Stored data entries
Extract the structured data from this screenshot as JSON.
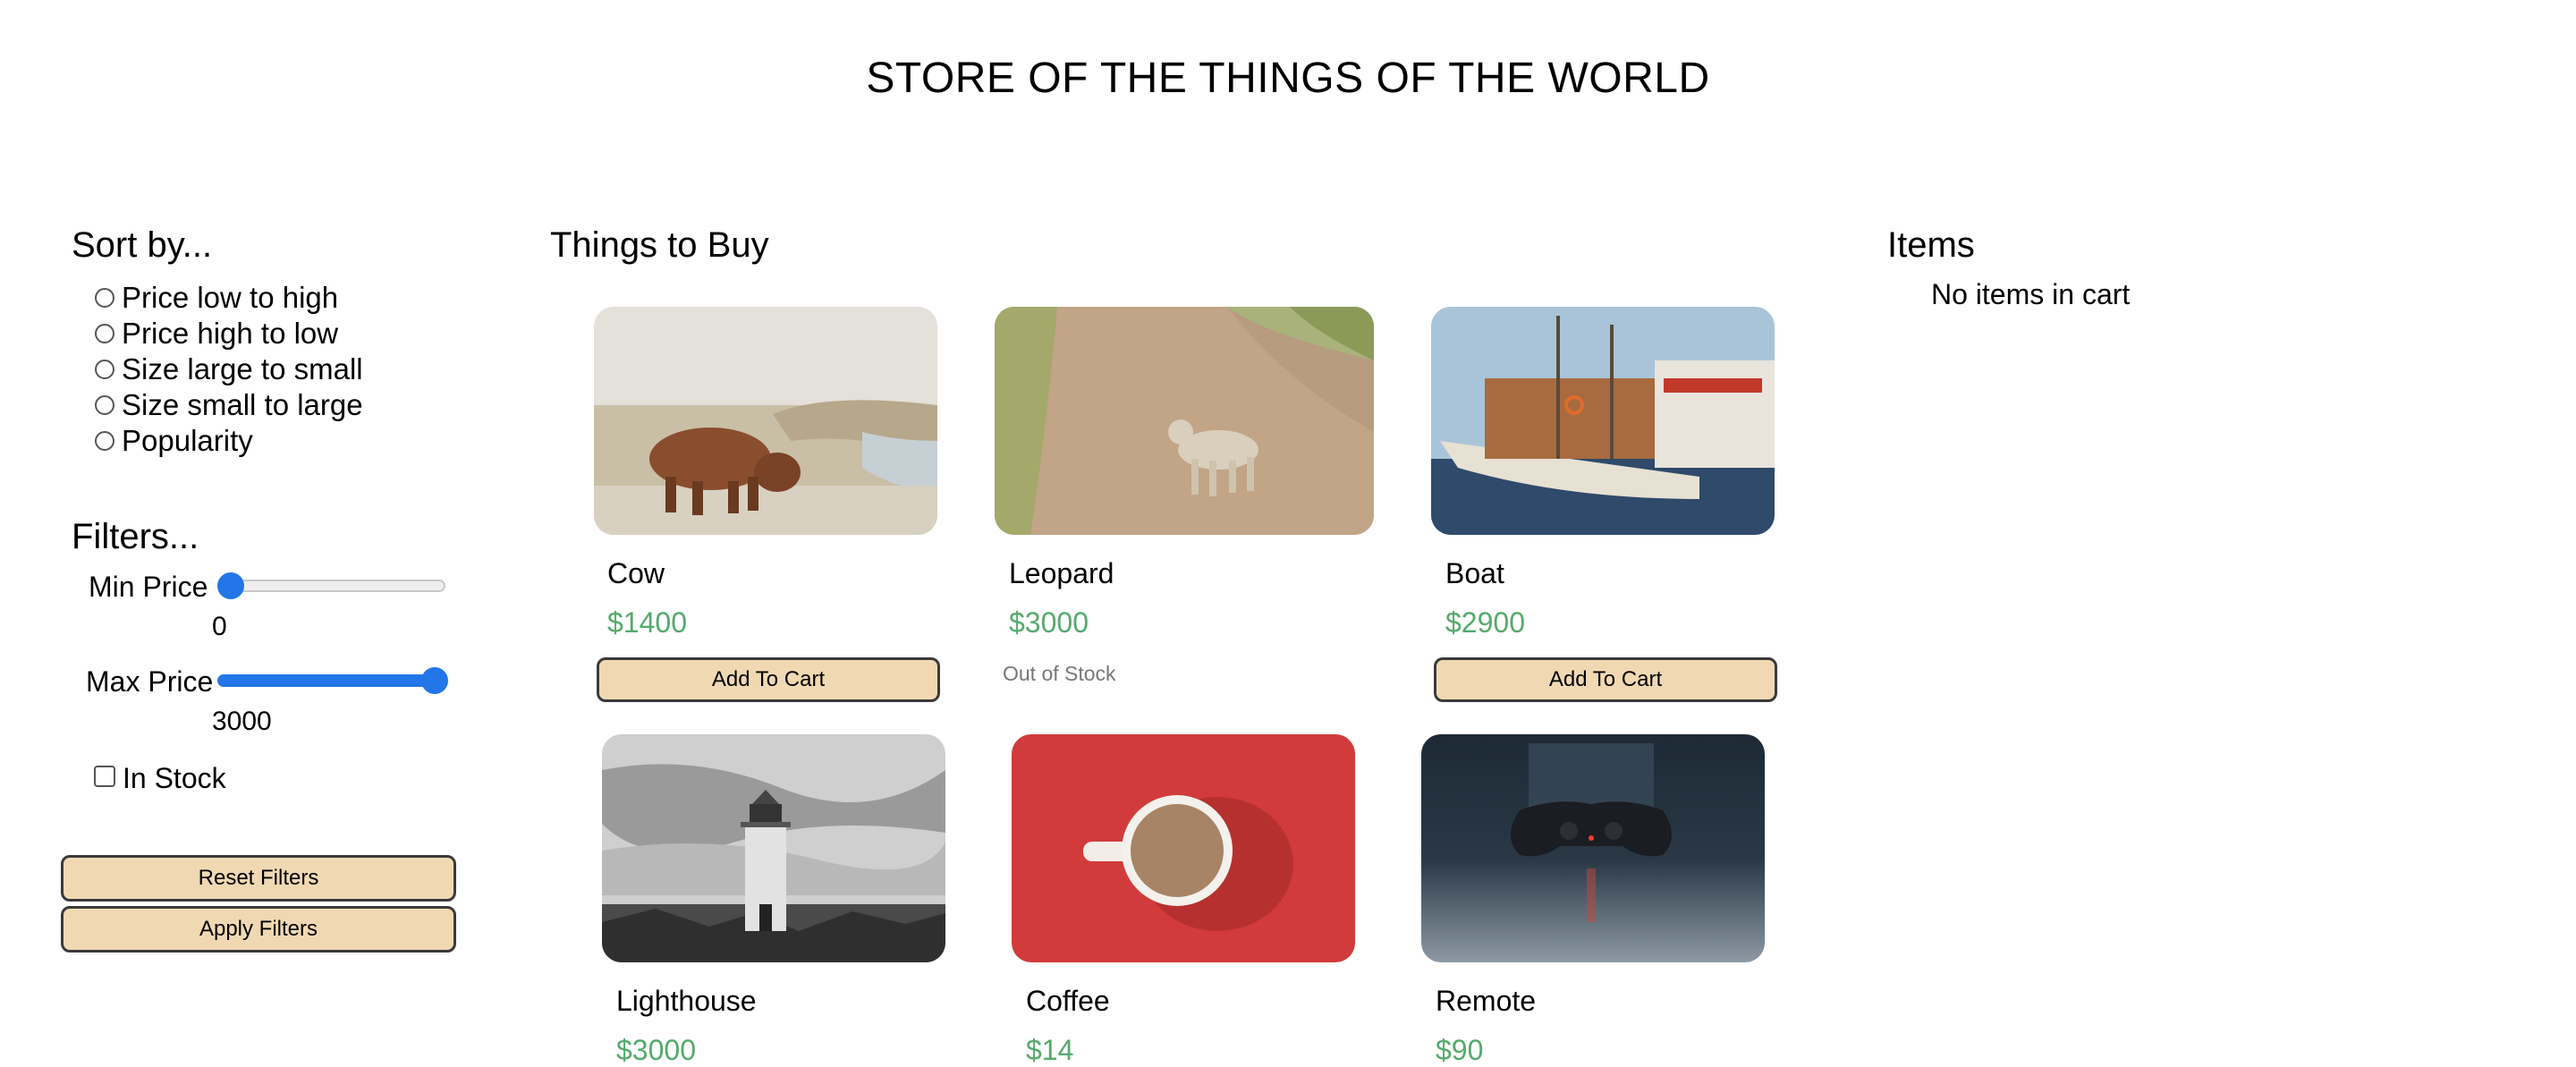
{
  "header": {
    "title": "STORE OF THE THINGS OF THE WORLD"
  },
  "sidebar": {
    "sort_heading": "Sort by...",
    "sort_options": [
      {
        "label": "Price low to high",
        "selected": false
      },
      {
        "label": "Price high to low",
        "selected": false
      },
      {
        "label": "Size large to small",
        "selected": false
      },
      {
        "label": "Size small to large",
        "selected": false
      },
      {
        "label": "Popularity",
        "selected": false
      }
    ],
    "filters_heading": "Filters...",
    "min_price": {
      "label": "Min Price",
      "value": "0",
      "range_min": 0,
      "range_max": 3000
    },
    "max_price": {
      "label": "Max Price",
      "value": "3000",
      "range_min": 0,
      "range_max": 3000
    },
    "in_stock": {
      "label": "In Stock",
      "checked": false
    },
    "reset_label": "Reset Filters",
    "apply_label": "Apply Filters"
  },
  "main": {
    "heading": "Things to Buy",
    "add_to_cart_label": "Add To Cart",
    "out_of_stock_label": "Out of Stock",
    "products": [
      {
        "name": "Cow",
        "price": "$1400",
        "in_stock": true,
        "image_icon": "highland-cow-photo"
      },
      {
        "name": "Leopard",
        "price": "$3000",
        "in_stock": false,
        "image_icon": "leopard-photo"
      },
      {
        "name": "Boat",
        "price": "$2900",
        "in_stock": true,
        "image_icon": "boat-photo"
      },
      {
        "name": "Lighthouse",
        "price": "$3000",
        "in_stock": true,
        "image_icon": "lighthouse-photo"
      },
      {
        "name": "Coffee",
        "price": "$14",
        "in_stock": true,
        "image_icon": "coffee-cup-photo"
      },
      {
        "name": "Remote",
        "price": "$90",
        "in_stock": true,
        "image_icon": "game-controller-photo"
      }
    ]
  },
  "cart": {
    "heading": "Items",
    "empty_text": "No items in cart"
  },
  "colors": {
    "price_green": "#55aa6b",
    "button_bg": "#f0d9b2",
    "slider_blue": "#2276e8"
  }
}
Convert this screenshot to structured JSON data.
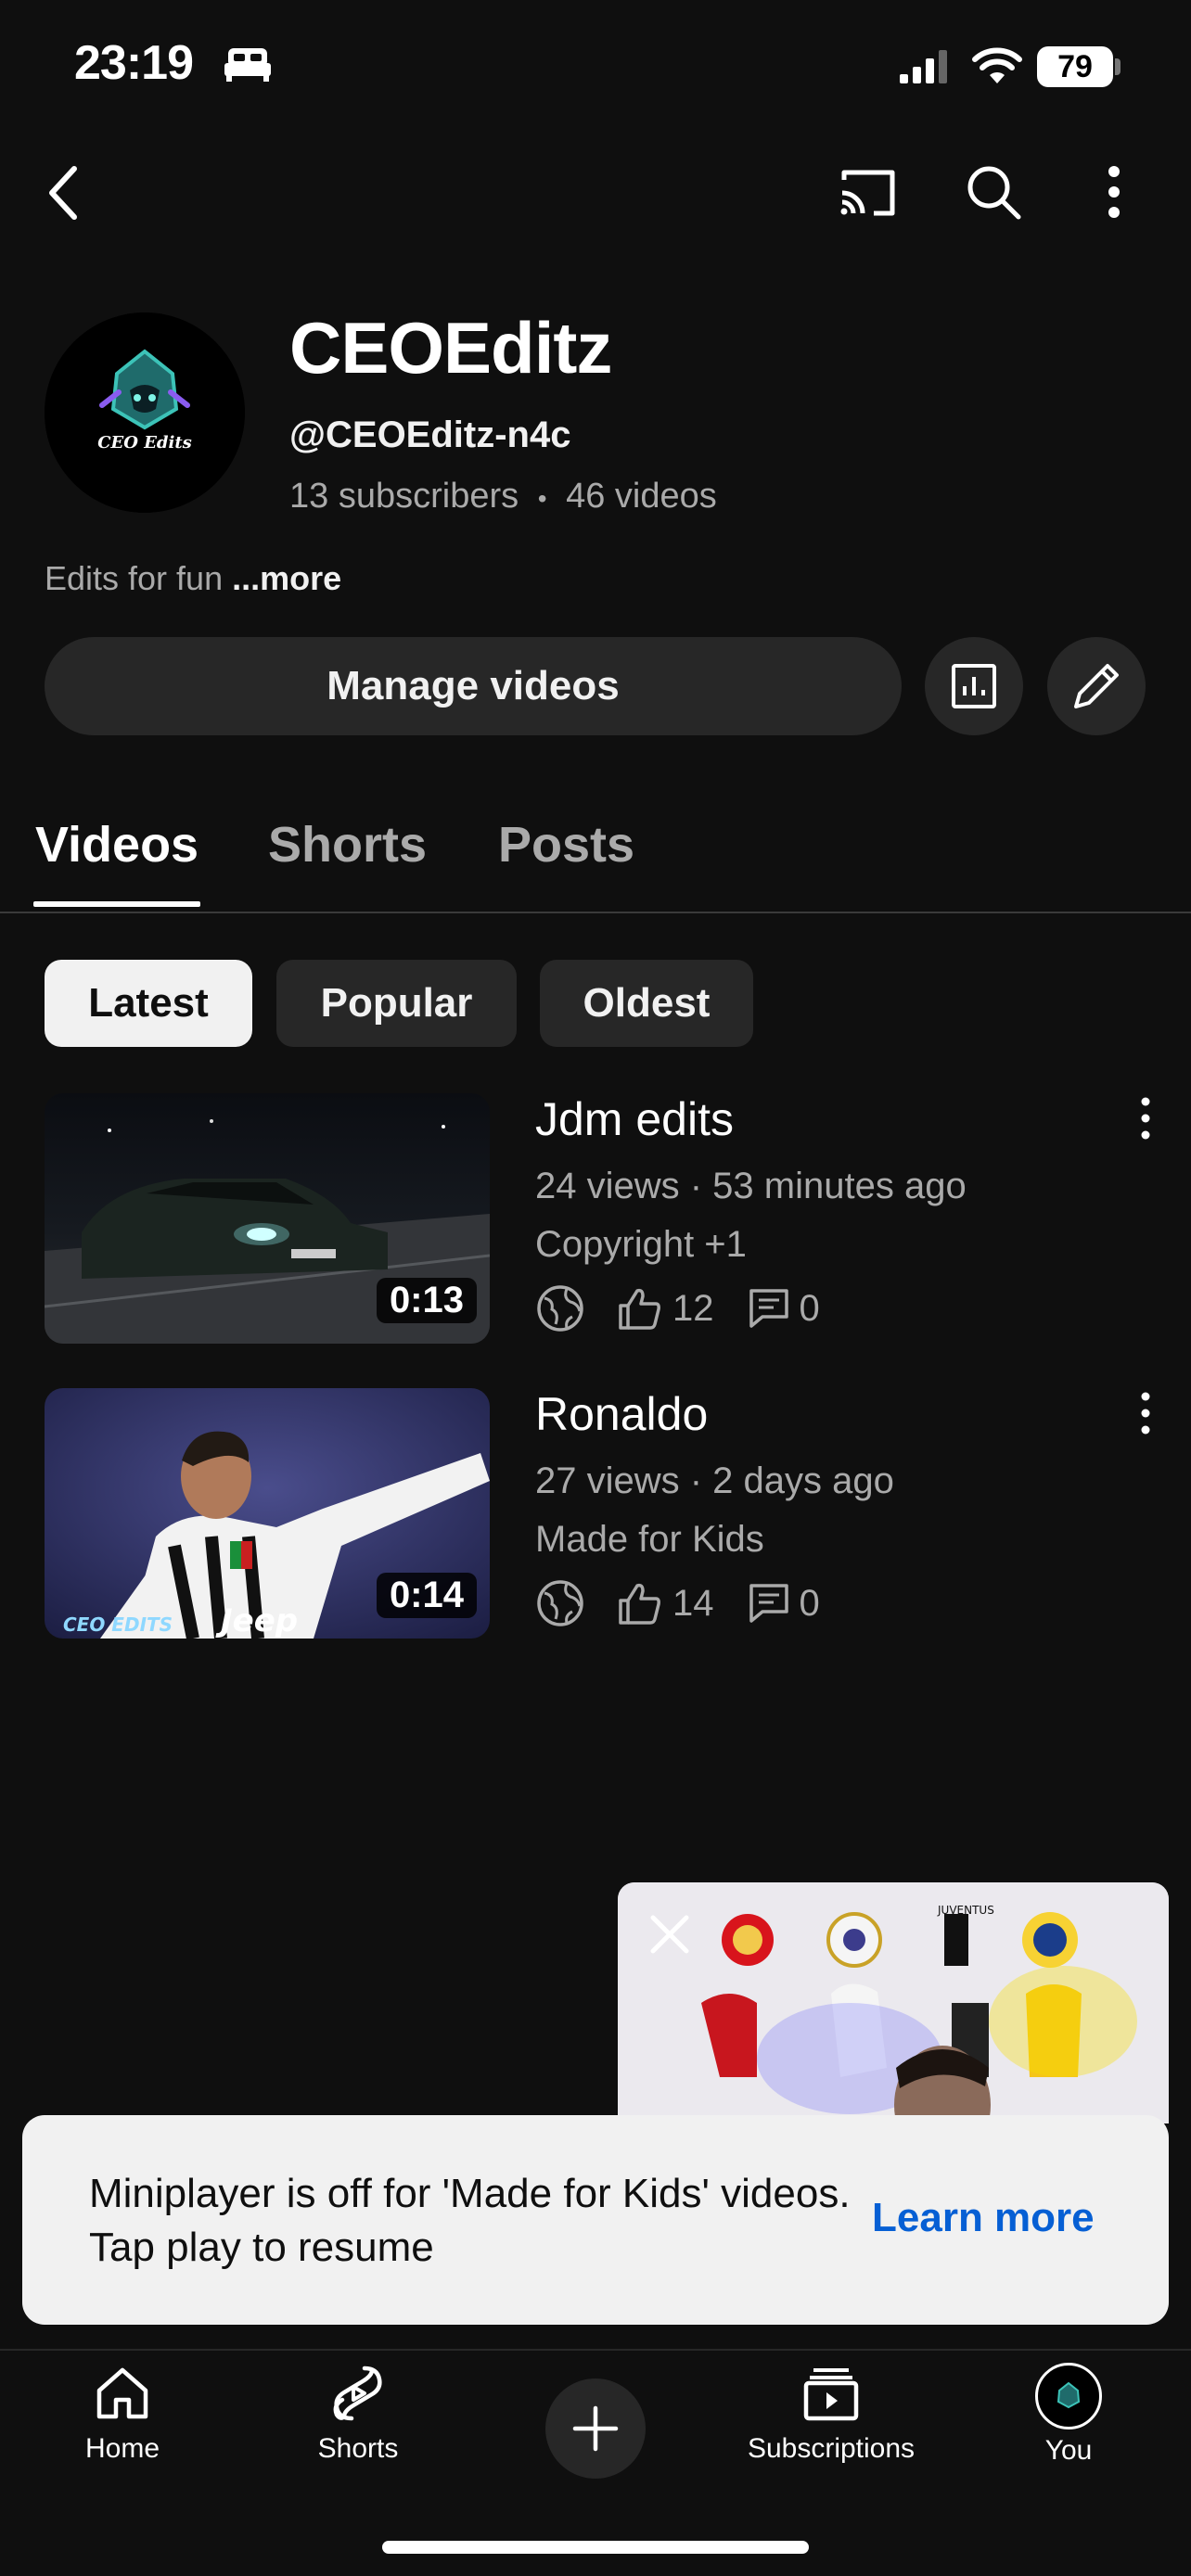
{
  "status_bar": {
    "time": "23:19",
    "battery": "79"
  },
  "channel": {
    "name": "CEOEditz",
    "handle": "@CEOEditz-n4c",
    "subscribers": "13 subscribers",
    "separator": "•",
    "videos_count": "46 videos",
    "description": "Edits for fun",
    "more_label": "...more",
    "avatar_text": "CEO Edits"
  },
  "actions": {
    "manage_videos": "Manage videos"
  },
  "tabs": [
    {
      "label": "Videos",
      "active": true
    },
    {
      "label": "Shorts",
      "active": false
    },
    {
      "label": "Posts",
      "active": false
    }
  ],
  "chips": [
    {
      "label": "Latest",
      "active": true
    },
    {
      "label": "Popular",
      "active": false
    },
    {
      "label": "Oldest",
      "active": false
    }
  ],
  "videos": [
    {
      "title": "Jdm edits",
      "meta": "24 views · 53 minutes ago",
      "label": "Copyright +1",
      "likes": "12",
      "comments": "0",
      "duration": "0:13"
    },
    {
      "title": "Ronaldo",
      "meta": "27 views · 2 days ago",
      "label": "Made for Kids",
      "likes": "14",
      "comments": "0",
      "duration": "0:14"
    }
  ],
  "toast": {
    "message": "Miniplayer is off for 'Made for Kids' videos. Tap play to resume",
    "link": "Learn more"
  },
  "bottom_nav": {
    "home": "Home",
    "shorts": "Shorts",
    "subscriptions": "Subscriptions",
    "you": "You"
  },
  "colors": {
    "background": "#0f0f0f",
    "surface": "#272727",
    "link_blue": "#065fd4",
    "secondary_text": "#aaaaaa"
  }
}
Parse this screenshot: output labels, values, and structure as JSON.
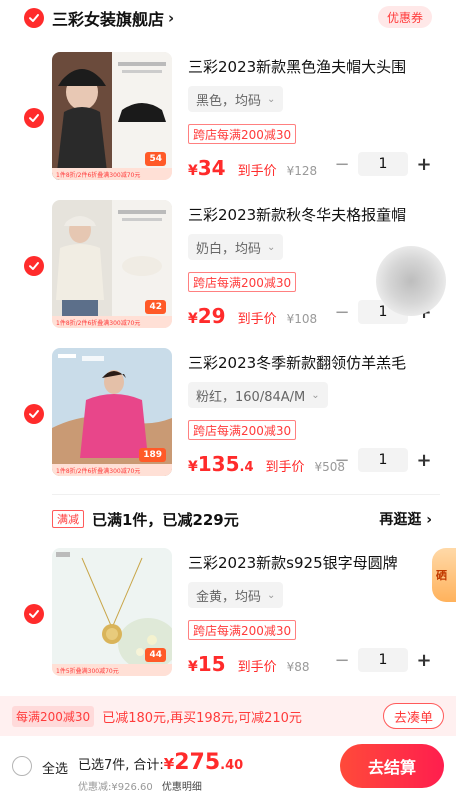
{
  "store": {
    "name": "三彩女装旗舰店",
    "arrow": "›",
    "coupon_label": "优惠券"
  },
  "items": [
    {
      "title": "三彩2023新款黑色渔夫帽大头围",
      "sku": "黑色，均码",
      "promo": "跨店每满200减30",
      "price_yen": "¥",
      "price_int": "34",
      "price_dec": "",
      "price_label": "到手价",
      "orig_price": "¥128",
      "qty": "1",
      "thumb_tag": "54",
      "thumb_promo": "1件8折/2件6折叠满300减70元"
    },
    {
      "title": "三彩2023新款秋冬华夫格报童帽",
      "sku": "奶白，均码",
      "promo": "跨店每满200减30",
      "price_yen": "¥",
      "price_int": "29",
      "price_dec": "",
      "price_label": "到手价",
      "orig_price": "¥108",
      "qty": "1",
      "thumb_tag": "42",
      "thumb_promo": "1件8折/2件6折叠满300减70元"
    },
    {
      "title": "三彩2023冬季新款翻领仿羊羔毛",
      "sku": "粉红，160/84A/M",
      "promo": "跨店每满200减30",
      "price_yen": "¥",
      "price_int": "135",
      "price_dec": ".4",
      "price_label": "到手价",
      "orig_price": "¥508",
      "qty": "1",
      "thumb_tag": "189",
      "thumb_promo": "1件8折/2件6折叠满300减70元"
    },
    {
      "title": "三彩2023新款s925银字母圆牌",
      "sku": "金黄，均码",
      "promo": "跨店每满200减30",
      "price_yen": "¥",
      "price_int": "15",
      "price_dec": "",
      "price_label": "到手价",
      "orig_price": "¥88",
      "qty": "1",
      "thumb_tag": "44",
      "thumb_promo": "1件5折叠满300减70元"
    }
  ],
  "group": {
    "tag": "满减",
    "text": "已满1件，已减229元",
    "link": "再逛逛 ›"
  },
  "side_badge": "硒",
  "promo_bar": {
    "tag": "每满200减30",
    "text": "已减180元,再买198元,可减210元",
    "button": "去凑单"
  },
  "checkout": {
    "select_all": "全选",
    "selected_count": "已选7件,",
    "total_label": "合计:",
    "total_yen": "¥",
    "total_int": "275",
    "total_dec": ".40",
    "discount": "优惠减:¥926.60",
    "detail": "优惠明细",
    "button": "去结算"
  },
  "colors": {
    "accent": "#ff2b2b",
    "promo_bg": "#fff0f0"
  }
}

[REQUIREMENT] Skip every picture and transcribe the data above exactly.

[RESULT]
Extract the structured data from this screenshot as JSON.
{
  "header": {
    "title": "STORE OF THE THINGS OF THE WORLD"
  },
  "sidebar": {
    "sort_heading": "Sort by...",
    "sort_options": [
      {
        "label": "Price low to high",
        "selected": false
      },
      {
        "label": "Price high to low",
        "selected": false
      },
      {
        "label": "Size large to small",
        "selected": false
      },
      {
        "label": "Size small to large",
        "selected": false
      },
      {
        "label": "Popularity",
        "selected": false
      }
    ],
    "filters_heading": "Filters...",
    "min_price": {
      "label": "Min Price",
      "value": "0",
      "range_min": 0,
      "range_max": 3000
    },
    "max_price": {
      "label": "Max Price",
      "value": "3000",
      "range_min": 0,
      "range_max": 3000
    },
    "in_stock": {
      "label": "In Stock",
      "checked": false
    },
    "reset_label": "Reset Filters",
    "apply_label": "Apply Filters"
  },
  "main": {
    "heading": "Things to Buy",
    "add_to_cart_label": "Add To Cart",
    "out_of_stock_label": "Out of Stock",
    "products": [
      {
        "name": "Cow",
        "price": "$1400",
        "in_stock": true,
        "image_icon": "highland-cow-photo"
      },
      {
        "name": "Leopard",
        "price": "$3000",
        "in_stock": false,
        "image_icon": "leopard-photo"
      },
      {
        "name": "Boat",
        "price": "$2900",
        "in_stock": true,
        "image_icon": "boat-photo"
      },
      {
        "name": "Lighthouse",
        "price": "$3000",
        "in_stock": true,
        "image_icon": "lighthouse-photo"
      },
      {
        "name": "Coffee",
        "price": "$14",
        "in_stock": true,
        "image_icon": "coffee-cup-photo"
      },
      {
        "name": "Remote",
        "price": "$90",
        "in_stock": true,
        "image_icon": "game-controller-photo"
      }
    ]
  },
  "cart": {
    "heading": "Items",
    "empty_text": "No items in cart"
  },
  "colors": {
    "price_green": "#55aa6b",
    "button_bg": "#f0d9b2",
    "slider_blue": "#2276e8"
  }
}
Convert this screenshot to structured JSON data.
{
  "status_bar": {
    "time": "23:19",
    "battery": "79"
  },
  "channel": {
    "name": "CEOEditz",
    "handle": "@CEOEditz-n4c",
    "subscribers": "13 subscribers",
    "separator": "•",
    "videos_count": "46 videos",
    "description": "Edits for fun",
    "more_label": "...more",
    "avatar_text": "CEO Edits"
  },
  "actions": {
    "manage_videos": "Manage videos"
  },
  "tabs": [
    {
      "label": "Videos",
      "active": true
    },
    {
      "label": "Shorts",
      "active": false
    },
    {
      "label": "Posts",
      "active": false
    }
  ],
  "chips": [
    {
      "label": "Latest",
      "active": true
    },
    {
      "label": "Popular",
      "active": false
    },
    {
      "label": "Oldest",
      "active": false
    }
  ],
  "videos": [
    {
      "title": "Jdm edits",
      "meta": "24 views · 53 minutes ago",
      "label": "Copyright +1",
      "likes": "12",
      "comments": "0",
      "duration": "0:13"
    },
    {
      "title": "Ronaldo",
      "meta": "27 views · 2 days ago",
      "label": "Made for Kids",
      "likes": "14",
      "comments": "0",
      "duration": "0:14"
    }
  ],
  "toast": {
    "message": "Miniplayer is off for 'Made for Kids' videos. Tap play to resume",
    "link": "Learn more"
  },
  "bottom_nav": {
    "home": "Home",
    "shorts": "Shorts",
    "subscriptions": "Subscriptions",
    "you": "You"
  },
  "colors": {
    "background": "#0f0f0f",
    "surface": "#272727",
    "link_blue": "#065fd4",
    "secondary_text": "#aaaaaa"
  }
}
Parse this screenshot: output labels, values, and structure as JSON.
{
  "store": {
    "name": "三彩女装旗舰店",
    "arrow": "›",
    "coupon_label": "优惠券"
  },
  "items": [
    {
      "title": "三彩2023新款黑色渔夫帽大头围",
      "sku": "黑色，均码",
      "promo": "跨店每满200减30",
      "price_yen": "¥",
      "price_int": "34",
      "price_dec": "",
      "price_label": "到手价",
      "orig_price": "¥128",
      "qty": "1",
      "thumb_tag": "54",
      "thumb_promo": "1件8折/2件6折叠满300减70元"
    },
    {
      "title": "三彩2023新款秋冬华夫格报童帽",
      "sku": "奶白，均码",
      "promo": "跨店每满200减30",
      "price_yen": "¥",
      "price_int": "29",
      "price_dec": "",
      "price_label": "到手价",
      "orig_price": "¥108",
      "qty": "1",
      "thumb_tag": "42",
      "thumb_promo": "1件8折/2件6折叠满300减70元"
    },
    {
      "title": "三彩2023冬季新款翻领仿羊羔毛",
      "sku": "粉红，160/84A/M",
      "promo": "跨店每满200减30",
      "price_yen": "¥",
      "price_int": "135",
      "price_dec": ".4",
      "price_label": "到手价",
      "orig_price": "¥508",
      "qty": "1",
      "thumb_tag": "189",
      "thumb_promo": "1件8折/2件6折叠满300减70元"
    },
    {
      "title": "三彩2023新款s925银字母圆牌",
      "sku": "金黄，均码",
      "promo": "跨店每满200减30",
      "price_yen": "¥",
      "price_int": "15",
      "price_dec": "",
      "price_label": "到手价",
      "orig_price": "¥88",
      "qty": "1",
      "thumb_tag": "44",
      "thumb_promo": "1件5折叠满300减70元"
    }
  ],
  "group": {
    "tag": "满减",
    "text": "已满1件，已减229元",
    "link": "再逛逛 ›"
  },
  "side_badge": "硒",
  "promo_bar": {
    "tag": "每满200减30",
    "text": "已减180元,再买198元,可减210元",
    "button": "去凑单"
  },
  "checkout": {
    "select_all": "全选",
    "selected_count": "已选7件,",
    "total_label": "合计:",
    "total_yen": "¥",
    "total_int": "275",
    "total_dec": ".40",
    "discount": "优惠减:¥926.60",
    "detail": "优惠明细",
    "button": "去结算"
  },
  "colors": {
    "accent": "#ff2b2b",
    "promo_bg": "#fff0f0"
  }
}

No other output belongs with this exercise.